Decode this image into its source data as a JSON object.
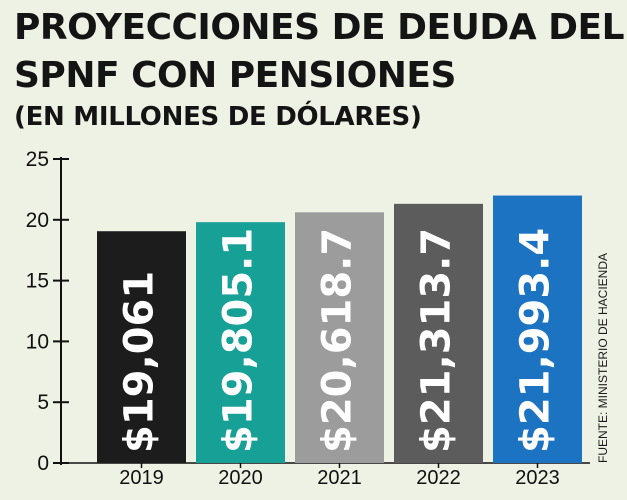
{
  "chart_data": {
    "type": "bar",
    "title": "PROYECCIONES DE DEUDA DEL SPNF CON PENSIONES",
    "subtitle": "(EN MILLONES DE DÓLARES)",
    "source": "FUENTE: MINISTERIO DE HACIENDA",
    "categories": [
      "2019",
      "2020",
      "2021",
      "2022",
      "2023"
    ],
    "values": [
      19061,
      19805.1,
      20618.7,
      21313.7,
      21993.4
    ],
    "data_labels": [
      "$19,061",
      "$19,805.1",
      "$20,618.7",
      "$21,313.7",
      "$21,993.4"
    ],
    "bar_colors": [
      "#1c1c1c",
      "#17a096",
      "#9c9c9c",
      "#5c5c5c",
      "#1c73c2"
    ],
    "y_ticks": [
      "0",
      "5",
      "10",
      "15",
      "20",
      "25"
    ],
    "y_scale_divisor": 1000,
    "ylim": [
      0,
      25
    ],
    "grid": false,
    "legend": "none"
  }
}
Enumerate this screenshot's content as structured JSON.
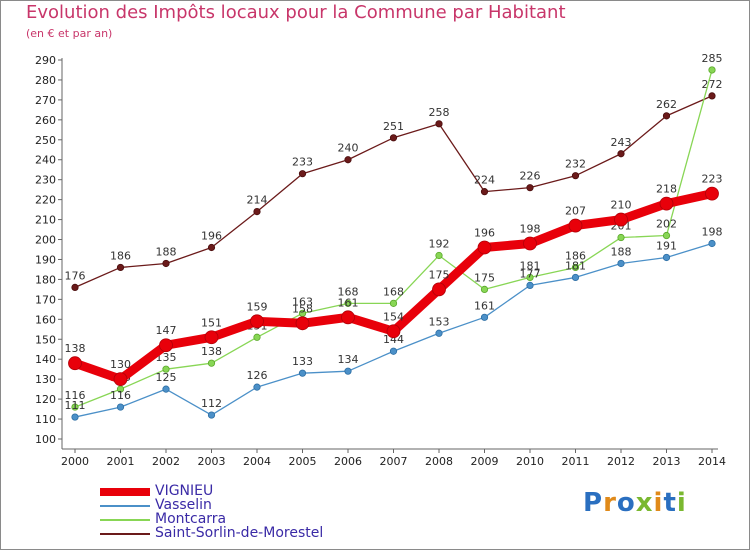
{
  "chart_data": {
    "type": "line",
    "title": "Evolution des Impôts locaux pour la Commune par Habitant",
    "subtitle": "(en € et par an)",
    "x": [
      "2000",
      "2001",
      "2002",
      "2003",
      "2004",
      "2005",
      "2006",
      "2007",
      "2008",
      "2009",
      "2010",
      "2011",
      "2012",
      "2013",
      "2014"
    ],
    "ylim": [
      100,
      290
    ],
    "yticks": [
      100,
      110,
      120,
      130,
      140,
      150,
      160,
      170,
      180,
      190,
      200,
      210,
      220,
      230,
      240,
      250,
      260,
      270,
      280,
      290
    ],
    "grid": false,
    "legend_position": "bottom-left",
    "series": [
      {
        "name": "VIGNIEU",
        "color": "#e8000a",
        "values": [
          138,
          130,
          147,
          151,
          159,
          158,
          161,
          154,
          175,
          196,
          198,
          207,
          210,
          218,
          223
        ]
      },
      {
        "name": "Vasselin",
        "color": "#4b90c8",
        "values": [
          111,
          116,
          125,
          112,
          126,
          133,
          134,
          144,
          153,
          161,
          177,
          181,
          188,
          191,
          198
        ]
      },
      {
        "name": "Montcarra",
        "color": "#88d655",
        "values": [
          116,
          125,
          135,
          138,
          151,
          163,
          168,
          168,
          192,
          175,
          181,
          186,
          201,
          202,
          285
        ]
      },
      {
        "name": "Saint-Sorlin-de-Morestel",
        "color": "#6b1a1a",
        "values": [
          176,
          186,
          188,
          196,
          214,
          233,
          240,
          251,
          258,
          224,
          226,
          232,
          243,
          262,
          272
        ]
      }
    ]
  },
  "logo": {
    "text": "Proxiti",
    "colors": [
      "#2a6fc0",
      "#e08a1a",
      "#2a6fc0",
      "#7ab830",
      "#e08a1a",
      "#2a6fc0",
      "#7ab830"
    ]
  }
}
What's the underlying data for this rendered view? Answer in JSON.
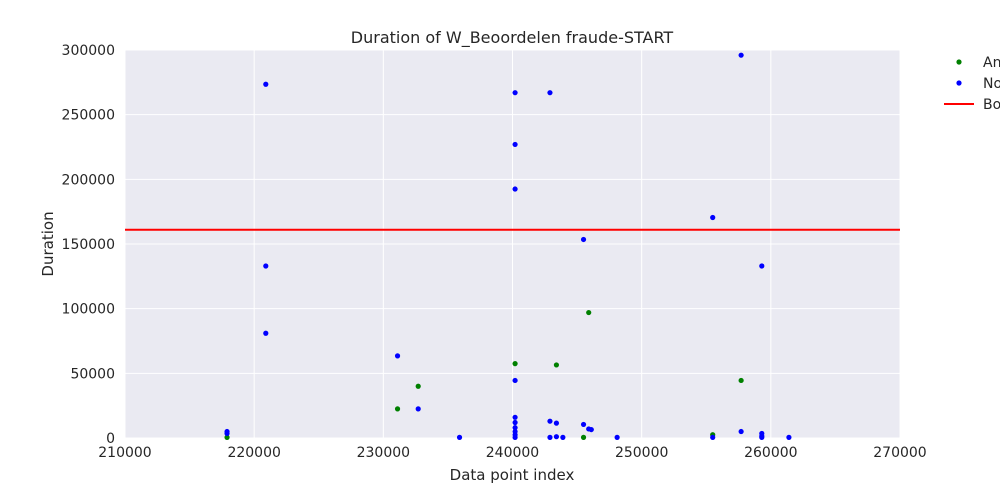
{
  "chart_data": {
    "type": "scatter",
    "title": "Duration of W_Beoordelen fraude-START",
    "xlabel": "Data point index",
    "ylabel": "Duration",
    "xlim": [
      210000,
      270000
    ],
    "ylim": [
      0,
      300000
    ],
    "x_ticks": [
      "210000",
      "220000",
      "230000",
      "240000",
      "250000",
      "260000",
      "270000"
    ],
    "y_ticks": [
      "0",
      "50000",
      "100000",
      "150000",
      "200000",
      "250000",
      "300000"
    ],
    "grid": true,
    "legend_position": "right, outside",
    "series": [
      {
        "name": "An",
        "color": "#008000",
        "marker": "dot",
        "points": [
          [
            217900,
            500
          ],
          [
            231100,
            22500
          ],
          [
            232700,
            40000
          ],
          [
            240200,
            57500
          ],
          [
            243400,
            56500
          ],
          [
            245500,
            500
          ],
          [
            245900,
            97000
          ],
          [
            255500,
            2500
          ],
          [
            257700,
            44500
          ]
        ]
      },
      {
        "name": "No",
        "color": "#0000ff",
        "marker": "dot",
        "points": [
          [
            217900,
            3500
          ],
          [
            217900,
            5000
          ],
          [
            220900,
            273500
          ],
          [
            220900,
            133000
          ],
          [
            220900,
            81000
          ],
          [
            231100,
            63500
          ],
          [
            232700,
            22500
          ],
          [
            235900,
            500
          ],
          [
            240200,
            267000
          ],
          [
            240200,
            227000
          ],
          [
            240200,
            192500
          ],
          [
            240200,
            44500
          ],
          [
            240200,
            16000
          ],
          [
            240200,
            12000
          ],
          [
            240200,
            8000
          ],
          [
            240200,
            5000
          ],
          [
            240200,
            2500
          ],
          [
            240200,
            500
          ],
          [
            242900,
            267000
          ],
          [
            242900,
            13000
          ],
          [
            242900,
            500
          ],
          [
            243400,
            11500
          ],
          [
            243400,
            1000
          ],
          [
            243900,
            500
          ],
          [
            245500,
            153500
          ],
          [
            245500,
            10500
          ],
          [
            245900,
            7000
          ],
          [
            246100,
            6500
          ],
          [
            248100,
            500
          ],
          [
            255500,
            170500
          ],
          [
            255500,
            500
          ],
          [
            257700,
            296000
          ],
          [
            257700,
            5000
          ],
          [
            259300,
            133000
          ],
          [
            259300,
            3500
          ],
          [
            259300,
            1500
          ],
          [
            259300,
            500
          ],
          [
            261400,
            500
          ]
        ]
      }
    ],
    "lines": [
      {
        "name": "Bo",
        "color": "#ff0000",
        "orientation": "horizontal",
        "y": 161000
      }
    ]
  }
}
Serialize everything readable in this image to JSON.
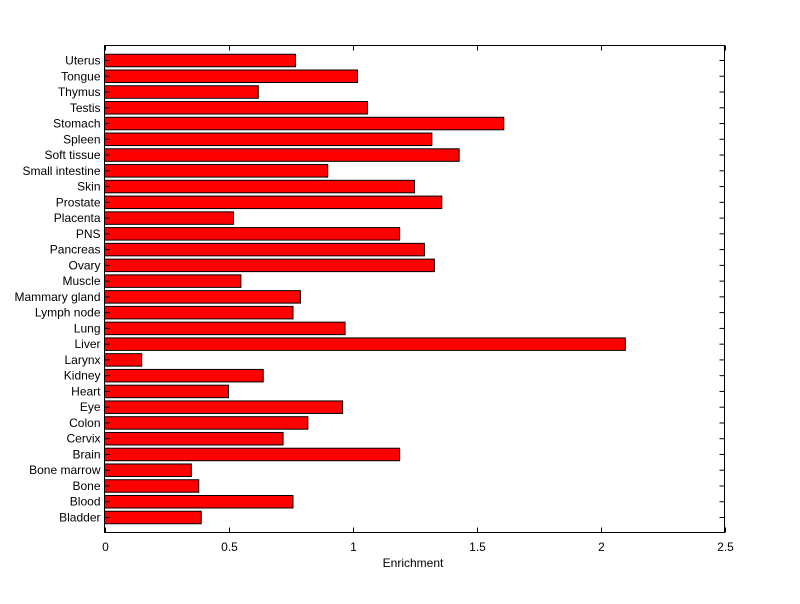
{
  "chart_data": {
    "type": "bar",
    "orientation": "horizontal",
    "title": "",
    "xlabel": "Enrichment",
    "ylabel": "",
    "xlim": [
      0,
      2.5
    ],
    "xticks": [
      "0",
      "0.5",
      "1",
      "1.5",
      "2",
      "2.5"
    ],
    "grid": false,
    "bar_color": "#ff0000",
    "categories": [
      "Uterus",
      "Tongue",
      "Thymus",
      "Testis",
      "Stomach",
      "Spleen",
      "Soft tissue",
      "Small intestine",
      "Skin",
      "Prostate",
      "Placenta",
      "PNS",
      "Pancreas",
      "Ovary",
      "Muscle",
      "Mammary gland",
      "Lymph node",
      "Lung",
      "Liver",
      "Larynx",
      "Kidney",
      "Heart",
      "Eye",
      "Colon",
      "Cervix",
      "Brain",
      "Bone marrow",
      "Bone",
      "Blood",
      "Bladder"
    ],
    "values": [
      0.77,
      1.02,
      0.62,
      1.06,
      1.61,
      1.32,
      1.43,
      0.9,
      1.25,
      1.36,
      0.52,
      1.19,
      1.29,
      1.33,
      0.55,
      0.79,
      0.76,
      0.97,
      2.1,
      0.15,
      0.64,
      0.5,
      0.96,
      0.82,
      0.72,
      1.19,
      0.35,
      0.38,
      0.76,
      0.39
    ]
  }
}
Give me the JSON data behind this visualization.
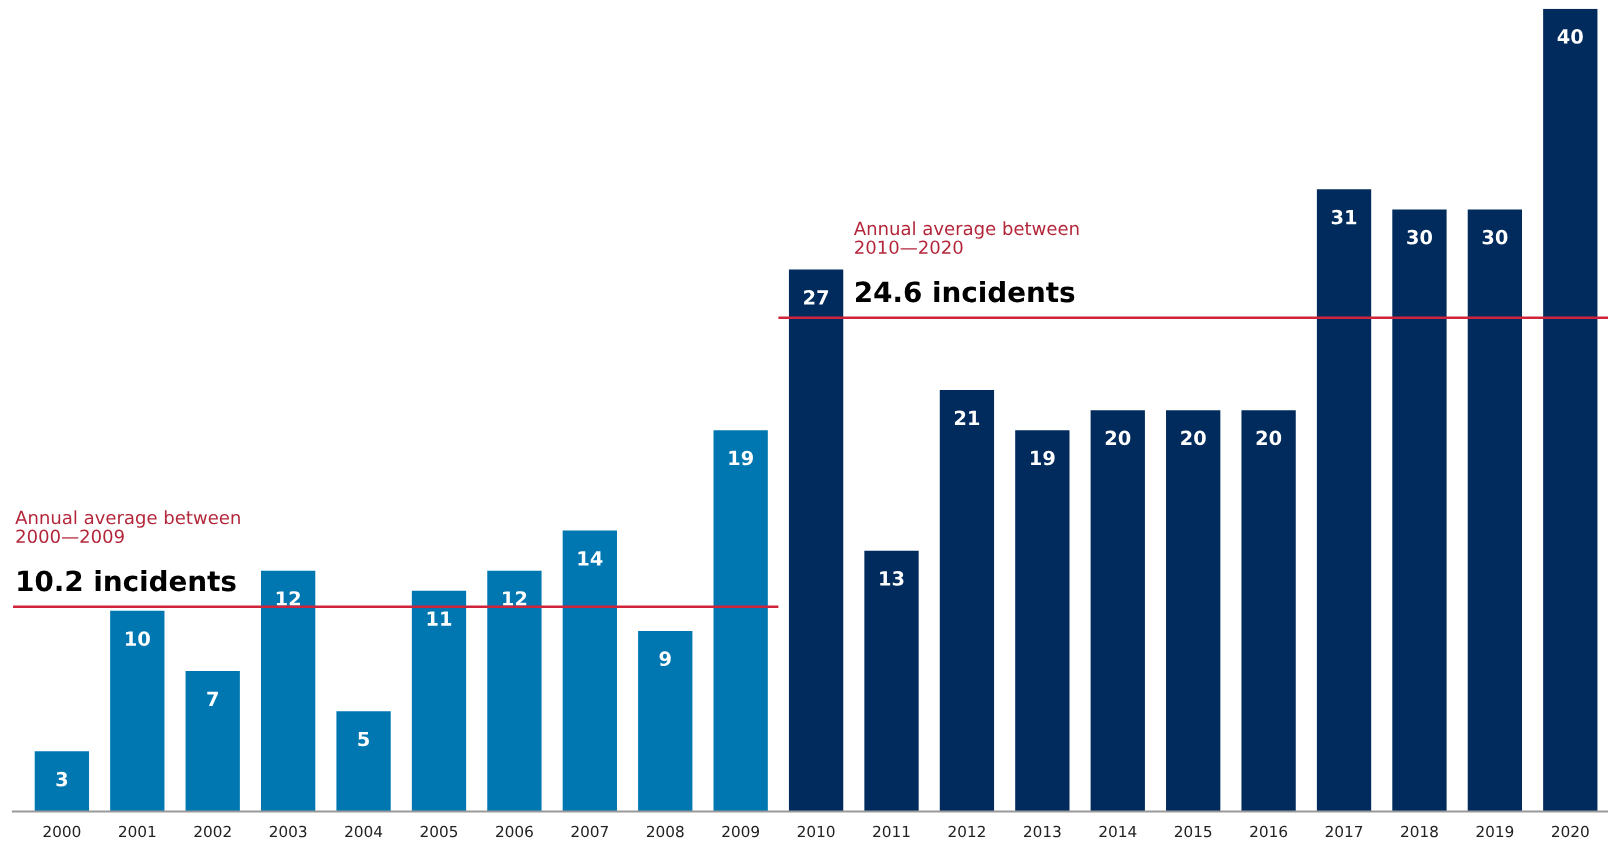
{
  "chart_data": {
    "type": "bar",
    "categories": [
      "2000",
      "2001",
      "2002",
      "2003",
      "2004",
      "2005",
      "2006",
      "2007",
      "2008",
      "2009",
      "2010",
      "2011",
      "2012",
      "2013",
      "2014",
      "2015",
      "2016",
      "2017",
      "2018",
      "2019",
      "2020"
    ],
    "values": [
      3,
      10,
      7,
      12,
      5,
      11,
      12,
      14,
      9,
      19,
      27,
      13,
      21,
      19,
      20,
      20,
      20,
      31,
      30,
      30,
      40
    ],
    "colors": [
      "#0077b0",
      "#0077b0",
      "#0077b0",
      "#0077b0",
      "#0077b0",
      "#0077b0",
      "#0077b0",
      "#0077b0",
      "#0077b0",
      "#0077b0",
      "#002b5c",
      "#002b5c",
      "#002b5c",
      "#002b5c",
      "#002b5c",
      "#002b5c",
      "#002b5c",
      "#002b5c",
      "#002b5c",
      "#002b5c",
      "#002b5c"
    ],
    "data_labels": true,
    "tick_labels": "x",
    "grid": false,
    "ref_lines": [
      {
        "axis": "y",
        "value": 10.2,
        "label": "10.2 incidents",
        "color": "#d0243c"
      },
      {
        "axis": "y",
        "value": 24.6,
        "label": "24.6 incidents",
        "color": "#d0243c"
      }
    ],
    "annotations": [
      "Annual average between\n2000—2009",
      "Annual average between\n2010—2020"
    ]
  }
}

◆ ◆ ◆ ◆ ◆ ◆ ◆

**WHAT THE TASK ASKS:** Only the lines from the one holding "Give me the" through the last line of the records should be output, please, exactly and without any pictures.

**REPLY:**
Give me the JSON data behind this visualization.
{
  "chart_data": {
    "type": "bar",
    "categories": [
      "2000",
      "2001",
      "2002",
      "2003",
      "2004",
      "2005",
      "2006",
      "2007",
      "2008",
      "2009",
      "2010",
      "2011",
      "2012",
      "2013",
      "2014",
      "2015",
      "2016",
      "2017",
      "2018",
      "2019",
      "2020"
    ],
    "values": [
      3,
      10,
      7,
      12,
      5,
      11,
      12,
      14,
      9,
      19,
      27,
      13,
      21,
      19,
      20,
      20,
      20,
      31,
      30,
      30,
      40
    ],
    "colors": [
      "#0077b0",
      "#0077b0",
      "#0077b0",
      "#0077b0",
      "#0077b0",
      "#0077b0",
      "#0077b0",
      "#0077b0",
      "#0077b0",
      "#0077b0",
      "#002b5c",
      "#002b5c",
      "#002b5c",
      "#002b5c",
      "#002b5c",
      "#002b5c",
      "#002b5c",
      "#002b5c",
      "#002b5c",
      "#002b5c",
      "#002b5c"
    ],
    "data_labels": true,
    "tick_labels": "x",
    "grid": false,
    "ref_lines": [
      {
        "axis": "y",
        "value": 10.2,
        "label": "10.2 incidents",
        "color": "#d0243c"
      },
      {
        "axis": "y",
        "value": 24.6,
        "label": "24.6 incidents",
        "color": "#d0243c"
      }
    ],
    "annotations": [
      "Annual average between\n2000—2009",
      "Annual average between\n2010—2020"
    ]
  }
}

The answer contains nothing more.